Your goal: Gather every line of the records that contains the word "flexible", and copy each one in full. Case counts, so a line with the word in other capitalization does not qualify.

Saved entries
START

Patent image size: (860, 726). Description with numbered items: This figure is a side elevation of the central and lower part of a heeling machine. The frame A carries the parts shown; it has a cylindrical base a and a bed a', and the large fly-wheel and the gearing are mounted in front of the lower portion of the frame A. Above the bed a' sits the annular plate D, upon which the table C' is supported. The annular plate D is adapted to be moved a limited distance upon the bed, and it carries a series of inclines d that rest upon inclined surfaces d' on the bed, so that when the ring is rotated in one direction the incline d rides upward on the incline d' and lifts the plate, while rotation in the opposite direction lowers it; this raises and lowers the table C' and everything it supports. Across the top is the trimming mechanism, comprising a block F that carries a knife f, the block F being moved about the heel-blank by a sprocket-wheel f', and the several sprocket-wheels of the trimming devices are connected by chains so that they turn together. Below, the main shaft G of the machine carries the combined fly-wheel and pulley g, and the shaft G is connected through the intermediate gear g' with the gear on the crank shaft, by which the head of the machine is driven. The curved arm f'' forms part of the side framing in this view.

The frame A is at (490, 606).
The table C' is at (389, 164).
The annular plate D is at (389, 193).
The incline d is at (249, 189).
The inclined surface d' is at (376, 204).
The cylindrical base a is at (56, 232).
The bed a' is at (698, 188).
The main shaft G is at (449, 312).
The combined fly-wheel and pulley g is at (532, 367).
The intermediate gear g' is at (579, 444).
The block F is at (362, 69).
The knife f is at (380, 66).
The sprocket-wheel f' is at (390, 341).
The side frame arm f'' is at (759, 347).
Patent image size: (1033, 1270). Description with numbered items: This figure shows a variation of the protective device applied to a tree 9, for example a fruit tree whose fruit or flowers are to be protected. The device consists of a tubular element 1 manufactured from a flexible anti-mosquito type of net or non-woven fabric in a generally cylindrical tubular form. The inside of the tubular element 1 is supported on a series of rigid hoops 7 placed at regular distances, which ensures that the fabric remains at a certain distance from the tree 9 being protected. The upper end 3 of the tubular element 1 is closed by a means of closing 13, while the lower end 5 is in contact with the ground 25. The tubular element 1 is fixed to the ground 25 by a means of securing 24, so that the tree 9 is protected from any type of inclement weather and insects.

END

Exercise answer:
Patent image size: (1033, 1270). Description with numbered items: This figure shows a variation of the protective device applied to a tree 9, for example a fruit tree whose fruit or flowers are to be protected. The device consists of a tubular element 1 manufactured from a flexible anti-mosquito type of net or non-woven fabric in a generally cylindrical tubular form. The inside of the tubular element 1 is supported on a series of rigid hoops 7 placed at regular distances, which ensures that the fabric remains at a certain distance from the tree 9 being protected. The upper end 3 of the tubular element 1 is closed by a means of closing 13, while the lower end 5 is in contact with the ground 25. The tubular element 1 is fixed to the ground 25 by a means of securing 24, so that the tree 9 is protected from any type of inclement weather and insects.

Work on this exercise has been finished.